[Lines of data]
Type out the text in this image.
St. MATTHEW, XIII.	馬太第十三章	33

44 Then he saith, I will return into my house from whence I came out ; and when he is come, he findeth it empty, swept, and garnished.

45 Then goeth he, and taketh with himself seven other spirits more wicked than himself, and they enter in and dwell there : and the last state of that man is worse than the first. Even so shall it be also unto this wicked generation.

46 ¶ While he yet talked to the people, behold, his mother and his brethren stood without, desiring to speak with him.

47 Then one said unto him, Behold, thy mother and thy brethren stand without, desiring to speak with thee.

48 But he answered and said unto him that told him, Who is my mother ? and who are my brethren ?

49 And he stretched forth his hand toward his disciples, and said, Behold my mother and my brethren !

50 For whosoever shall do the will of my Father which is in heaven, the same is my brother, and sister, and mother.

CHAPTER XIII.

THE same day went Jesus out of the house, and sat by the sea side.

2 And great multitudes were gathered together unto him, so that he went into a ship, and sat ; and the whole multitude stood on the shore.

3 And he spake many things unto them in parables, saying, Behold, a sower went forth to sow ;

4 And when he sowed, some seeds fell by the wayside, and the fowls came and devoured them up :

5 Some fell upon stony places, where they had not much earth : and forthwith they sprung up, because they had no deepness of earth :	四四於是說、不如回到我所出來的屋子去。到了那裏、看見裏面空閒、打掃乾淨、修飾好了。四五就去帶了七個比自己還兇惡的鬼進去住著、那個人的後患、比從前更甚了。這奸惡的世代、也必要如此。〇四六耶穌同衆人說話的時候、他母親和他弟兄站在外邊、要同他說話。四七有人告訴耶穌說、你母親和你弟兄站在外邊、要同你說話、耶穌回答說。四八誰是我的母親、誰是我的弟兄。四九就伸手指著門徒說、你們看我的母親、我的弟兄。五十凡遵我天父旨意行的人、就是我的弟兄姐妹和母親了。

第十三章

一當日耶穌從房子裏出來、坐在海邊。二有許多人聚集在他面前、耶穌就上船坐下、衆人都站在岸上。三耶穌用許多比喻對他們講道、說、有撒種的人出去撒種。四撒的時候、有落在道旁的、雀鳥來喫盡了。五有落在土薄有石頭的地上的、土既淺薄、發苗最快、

● Exercise details
Return each line of the data exactly as written above.

● Response to the task
Type out the text in this image.
St. MATTHEW, XIII.	馬太第十三章	33

44 Then he saith, I will return into my house from whence I came out ; and when he is come, he findeth it empty, swept, and garnished.

45 Then goeth he, and taketh with himself seven other spirits more wicked than himself, and they enter in and dwell there : and the last state of that man is worse than the first. Even so shall it be also unto this wicked generation.

46 ¶ While he yet talked to the people, behold, his mother and his brethren stood without, desiring to speak with him.

47 Then one said unto him, Behold, thy mother and thy brethren stand without, desiring to speak with thee.

48 But he answered and said unto him that told him, Who is my mother ? and who are my brethren ?

49 And he stretched forth his hand toward his disciples, and said, Behold my mother and my brethren !

50 For whosoever shall do the will of my Father which is in heaven, the same is my brother, and sister, and mother.

CHAPTER XIII.

THE same day went Jesus out of the house, and sat by the sea side.

2 And great multitudes were gathered together unto him, so that he went into a ship, and sat ; and the whole multitude stood on the shore.

3 And he spake many things unto them in parables, saying, Behold, a sower went forth to sow ;

4 And when he sowed, some seeds fell by the wayside, and the fowls came and devoured them up :

5 Some fell upon stony places, where they had not much earth : and forthwith they sprung up, because they had no deepness of earth :	四四於是說、不如回到我所出來的屋子去。到了那裏、看見裏面空閒、打掃乾淨、修飾好了。四五就去帶了七個比自己還兇惡的鬼進去住著、那個人的後患、比從前更甚了。這奸惡的世代、也必要如此。〇四六耶穌同衆人說話的時候、他母親和他弟兄站在外邊、要同他說話。四七有人告訴耶穌說、你母親和你弟兄站在外邊、要同你說話、耶穌回答說。四八誰是我的母親、誰是我的弟兄。四九就伸手指著門徒說、你們看我的母親、我的弟兄。五十凡遵我天父旨意行的人、就是我的弟兄姐妹和母親了。

第十三章

一當日耶穌從房子裏出來、坐在海邊。二有許多人聚集在他面前、耶穌就上船坐下、衆人都站在岸上。三耶穌用許多比喻對他們講道、說、有撒種的人出去撒種。四撒的時候、有落在道旁的、雀鳥來喫盡了。五有落在土薄有石頭的地上的、土既淺薄、發苗最快、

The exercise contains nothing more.